> _EXERCISE_
Copy the data exactly as it appears, and do not include any pictures.

_ _ _

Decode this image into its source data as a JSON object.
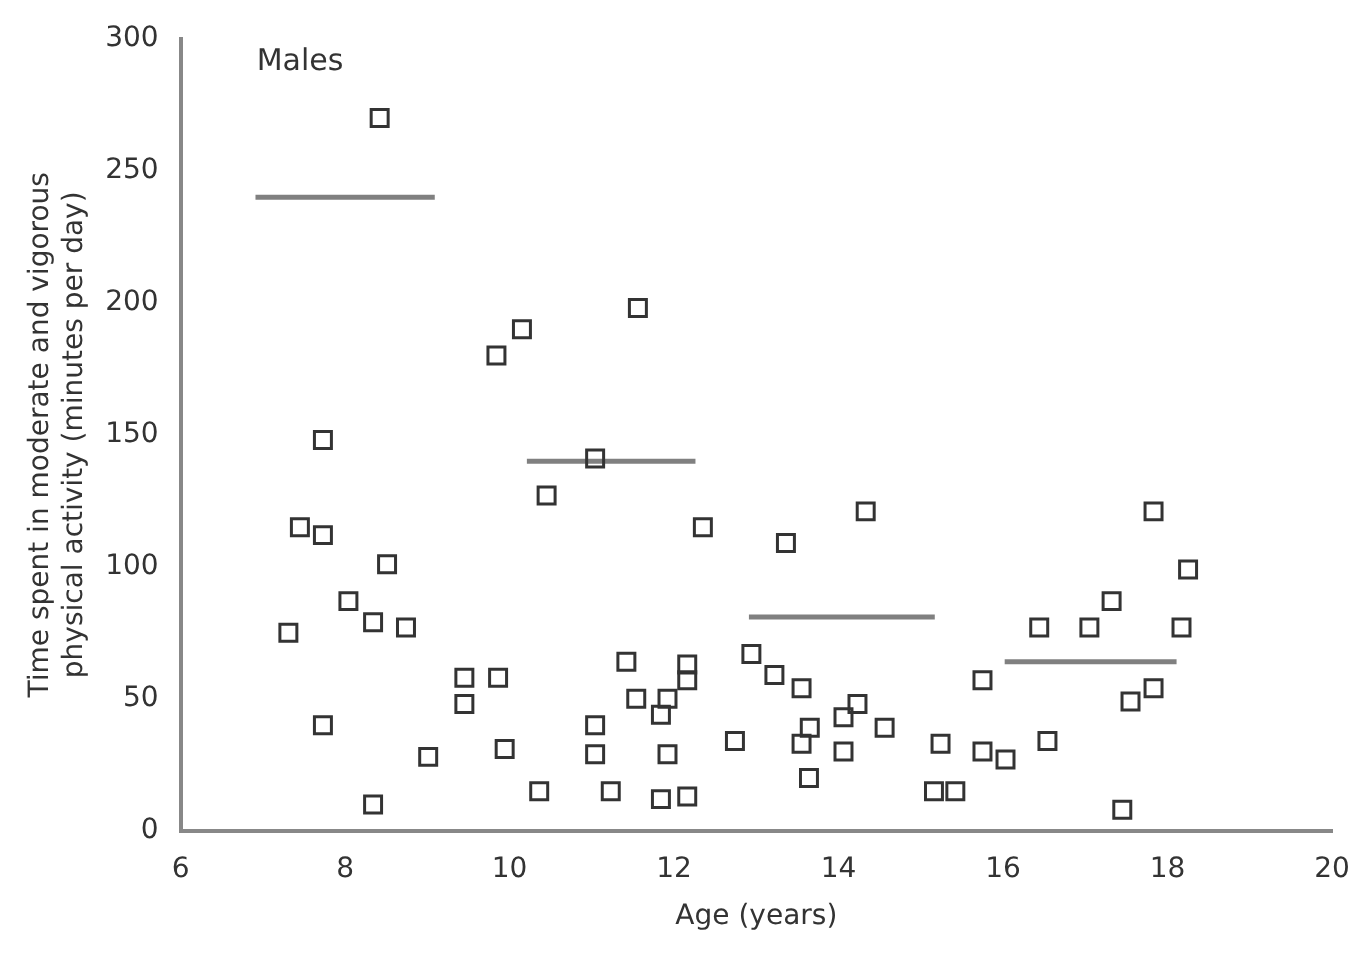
{
  "chart_data": {
    "type": "scatter",
    "xlabel": "Age (years)",
    "ylabel": "Time spent in moderate and vigorous physical activity (minutes per day)",
    "annotations": [
      "Males"
    ],
    "xlim": [
      6,
      20
    ],
    "xticks": [
      6,
      8,
      10,
      12,
      14,
      16,
      18,
      20
    ],
    "ylim": [
      0,
      300
    ],
    "yticks": [
      0,
      50,
      100,
      150,
      200,
      250,
      300
    ],
    "grid": false,
    "legend": false,
    "series": [
      {
        "marker": "square",
        "color": "#333333",
        "x": [
          8.42,
          7.73,
          9.84,
          10.15,
          11.56,
          11.04,
          10.45,
          7.45,
          7.73,
          12.35,
          8.51,
          8.04,
          8.34,
          8.74,
          7.31,
          11.42,
          9.45,
          9.86,
          9.45,
          11.54,
          12.16,
          12.16,
          11.92,
          11.84,
          7.73,
          11.04,
          11.04,
          9.01,
          9.94,
          11.92,
          10.36,
          11.23,
          11.84,
          12.16,
          8.34,
          12.74,
          12.94,
          13.36,
          14.33,
          17.83,
          18.25,
          17.32,
          16.44,
          17.05,
          18.17,
          13.22,
          13.55,
          15.75,
          17.83,
          17.55,
          14.23,
          14.06,
          13.65,
          14.56,
          13.55,
          14.06,
          15.24,
          16.54,
          15.75,
          16.03,
          13.64,
          15.16,
          15.42,
          17.45
        ],
        "values": [
          270,
          148,
          180,
          190,
          198,
          141,
          127,
          115,
          112,
          115,
          101,
          87,
          79,
          77,
          75,
          64,
          58,
          58,
          48,
          50,
          63,
          57,
          50,
          44,
          40,
          40,
          29,
          28,
          31,
          29,
          15,
          15,
          12,
          13,
          10,
          34,
          67,
          109,
          121,
          121,
          99,
          87,
          77,
          77,
          77,
          59,
          54,
          57,
          54,
          49,
          48,
          43,
          39,
          39,
          33,
          30,
          33,
          34,
          30,
          27,
          20,
          15,
          15,
          8
        ]
      },
      {
        "type": "line",
        "color": "#808080",
        "marker": "none",
        "x": [
          6.91,
          9.09
        ],
        "values": [
          240,
          240
        ]
      },
      {
        "type": "line",
        "color": "#808080",
        "marker": "none",
        "x": [
          10.21,
          12.26
        ],
        "values": [
          140,
          140
        ]
      },
      {
        "type": "line",
        "color": "#808080",
        "marker": "none",
        "x": [
          12.91,
          15.17
        ],
        "values": [
          81,
          81
        ]
      },
      {
        "type": "line",
        "color": "#808080",
        "marker": "none",
        "x": [
          16.02,
          18.11
        ],
        "values": [
          64,
          64
        ]
      }
    ]
  }
}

_ _ _

> _EXERCISE SOLUTION_
Decode this image into its source data as a JSON object.
{
  "chart_data": {
    "type": "scatter",
    "xlabel": "Age (years)",
    "ylabel": "Time spent in moderate and vigorous physical activity (minutes per day)",
    "annotations": [
      "Males"
    ],
    "xlim": [
      6,
      20
    ],
    "xticks": [
      6,
      8,
      10,
      12,
      14,
      16,
      18,
      20
    ],
    "ylim": [
      0,
      300
    ],
    "yticks": [
      0,
      50,
      100,
      150,
      200,
      250,
      300
    ],
    "grid": false,
    "legend": false,
    "series": [
      {
        "marker": "square",
        "color": "#333333",
        "x": [
          8.42,
          7.73,
          9.84,
          10.15,
          11.56,
          11.04,
          10.45,
          7.45,
          7.73,
          12.35,
          8.51,
          8.04,
          8.34,
          8.74,
          7.31,
          11.42,
          9.45,
          9.86,
          9.45,
          11.54,
          12.16,
          12.16,
          11.92,
          11.84,
          7.73,
          11.04,
          11.04,
          9.01,
          9.94,
          11.92,
          10.36,
          11.23,
          11.84,
          12.16,
          8.34,
          12.74,
          12.94,
          13.36,
          14.33,
          17.83,
          18.25,
          17.32,
          16.44,
          17.05,
          18.17,
          13.22,
          13.55,
          15.75,
          17.83,
          17.55,
          14.23,
          14.06,
          13.65,
          14.56,
          13.55,
          14.06,
          15.24,
          16.54,
          15.75,
          16.03,
          13.64,
          15.16,
          15.42,
          17.45
        ],
        "values": [
          270,
          148,
          180,
          190,
          198,
          141,
          127,
          115,
          112,
          115,
          101,
          87,
          79,
          77,
          75,
          64,
          58,
          58,
          48,
          50,
          63,
          57,
          50,
          44,
          40,
          40,
          29,
          28,
          31,
          29,
          15,
          15,
          12,
          13,
          10,
          34,
          67,
          109,
          121,
          121,
          99,
          87,
          77,
          77,
          77,
          59,
          54,
          57,
          54,
          49,
          48,
          43,
          39,
          39,
          33,
          30,
          33,
          34,
          30,
          27,
          20,
          15,
          15,
          8
        ]
      },
      {
        "type": "line",
        "color": "#808080",
        "marker": "none",
        "x": [
          6.91,
          9.09
        ],
        "values": [
          240,
          240
        ]
      },
      {
        "type": "line",
        "color": "#808080",
        "marker": "none",
        "x": [
          10.21,
          12.26
        ],
        "values": [
          140,
          140
        ]
      },
      {
        "type": "line",
        "color": "#808080",
        "marker": "none",
        "x": [
          12.91,
          15.17
        ],
        "values": [
          81,
          81
        ]
      },
      {
        "type": "line",
        "color": "#808080",
        "marker": "none",
        "x": [
          16.02,
          18.11
        ],
        "values": [
          64,
          64
        ]
      }
    ]
  }
}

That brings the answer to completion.